:: TASK STATEMENT ::
What follows is a listing. Return every line of it exactly.

:: INFORMATION PROVIDED ::
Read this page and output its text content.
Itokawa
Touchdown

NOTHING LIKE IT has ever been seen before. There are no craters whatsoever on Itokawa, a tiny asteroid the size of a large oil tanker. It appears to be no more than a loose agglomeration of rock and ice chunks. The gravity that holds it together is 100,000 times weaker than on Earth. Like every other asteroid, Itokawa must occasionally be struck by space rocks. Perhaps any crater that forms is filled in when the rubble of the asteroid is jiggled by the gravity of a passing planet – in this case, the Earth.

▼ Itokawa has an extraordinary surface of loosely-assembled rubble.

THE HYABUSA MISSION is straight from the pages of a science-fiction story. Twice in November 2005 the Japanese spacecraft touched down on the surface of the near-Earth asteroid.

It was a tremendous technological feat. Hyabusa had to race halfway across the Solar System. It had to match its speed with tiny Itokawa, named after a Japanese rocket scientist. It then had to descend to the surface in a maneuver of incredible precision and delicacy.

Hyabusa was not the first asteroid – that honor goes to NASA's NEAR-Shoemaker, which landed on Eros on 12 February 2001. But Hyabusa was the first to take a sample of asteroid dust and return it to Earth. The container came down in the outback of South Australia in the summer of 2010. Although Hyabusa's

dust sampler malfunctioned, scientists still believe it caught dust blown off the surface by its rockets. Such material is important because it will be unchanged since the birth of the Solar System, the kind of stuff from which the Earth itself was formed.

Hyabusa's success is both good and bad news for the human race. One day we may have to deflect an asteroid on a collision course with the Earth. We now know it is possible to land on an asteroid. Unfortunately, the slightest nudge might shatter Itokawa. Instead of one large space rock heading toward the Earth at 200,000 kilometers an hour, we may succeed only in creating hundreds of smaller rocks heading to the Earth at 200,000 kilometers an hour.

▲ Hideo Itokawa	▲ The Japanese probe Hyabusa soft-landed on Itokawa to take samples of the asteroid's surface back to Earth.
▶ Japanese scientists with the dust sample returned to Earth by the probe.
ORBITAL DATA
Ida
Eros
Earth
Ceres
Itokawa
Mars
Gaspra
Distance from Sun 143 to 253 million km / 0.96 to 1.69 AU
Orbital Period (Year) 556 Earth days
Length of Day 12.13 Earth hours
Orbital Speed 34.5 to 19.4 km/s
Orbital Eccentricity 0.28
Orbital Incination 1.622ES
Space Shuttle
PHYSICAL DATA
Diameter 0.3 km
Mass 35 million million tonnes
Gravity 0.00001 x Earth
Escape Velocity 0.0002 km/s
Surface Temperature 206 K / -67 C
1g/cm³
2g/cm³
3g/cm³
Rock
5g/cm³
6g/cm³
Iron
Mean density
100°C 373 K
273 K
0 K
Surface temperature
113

:: COMPLETE OUTPUT ::
Read this page and output its text content.
Itokawa
Touchdown

NOTHING LIKE IT has ever been seen before. There are no craters whatsoever on Itokawa, a tiny asteroid the size of a large oil tanker. It appears to be no more than a loose agglomeration of rock and ice chunks. The gravity that holds it together is 100,000 times weaker than on Earth. Like every other asteroid, Itokawa must occasionally be struck by space rocks. Perhaps any crater that forms is filled in when the rubble of the asteroid is jiggled by the gravity of a passing planet – in this case, the Earth.

▼ Itokawa has an extraordinary surface of loosely-assembled rubble.

THE HYABUSA MISSION is straight from the pages of a science-fiction story. Twice in November 2005 the Japanese spacecraft touched down on the surface of the near-Earth asteroid.

It was a tremendous technological feat. Hyabusa had to race halfway across the Solar System. It had to match its speed with tiny Itokawa, named after a Japanese rocket scientist. It then had to descend to the surface in a maneuver of incredible precision and delicacy.

Hyabusa was not the first asteroid – that honor goes to NASA's NEAR-Shoemaker, which landed on Eros on 12 February 2001. But Hyabusa was the first to take a sample of asteroid dust and return it to Earth. The container came down in the outback of South Australia in the summer of 2010. Although Hyabusa's

dust sampler malfunctioned, scientists still believe it caught dust blown off the surface by its rockets. Such material is important because it will be unchanged since the birth of the Solar System, the kind of stuff from which the Earth itself was formed.

Hyabusa's success is both good and bad news for the human race. One day we may have to deflect an asteroid on a collision course with the Earth. We now know it is possible to land on an asteroid. Unfortunately, the slightest nudge might shatter Itokawa. Instead of one large space rock heading toward the Earth at 200,000 kilometers an hour, we may succeed only in creating hundreds of smaller rocks heading to the Earth at 200,000 kilometers an hour.

▲ Hideo Itokawa	▲ The Japanese probe Hyabusa soft-landed on Itokawa to take samples of the asteroid's surface back to Earth.
▶ Japanese scientists with the dust sample returned to Earth by the probe.
ORBITAL DATA
Ida
Eros
Earth
Ceres
Itokawa
Mars
Gaspra
Distance from Sun 143 to 253 million km / 0.96 to 1.69 AU
Orbital Period (Year) 556 Earth days
Length of Day 12.13 Earth hours
Orbital Speed 34.5 to 19.4 km/s
Orbital Eccentricity 0.28
Orbital Incination 1.622ES
Space Shuttle
PHYSICAL DATA
Diameter 0.3 km
Mass 35 million million tonnes
Gravity 0.00001 x Earth
Escape Velocity 0.0002 km/s
Surface Temperature 206 K / -67 C
1g/cm³
2g/cm³
3g/cm³
Rock
5g/cm³
6g/cm³
Iron
Mean density
100°C 373 K
273 K
0 K
Surface temperature
113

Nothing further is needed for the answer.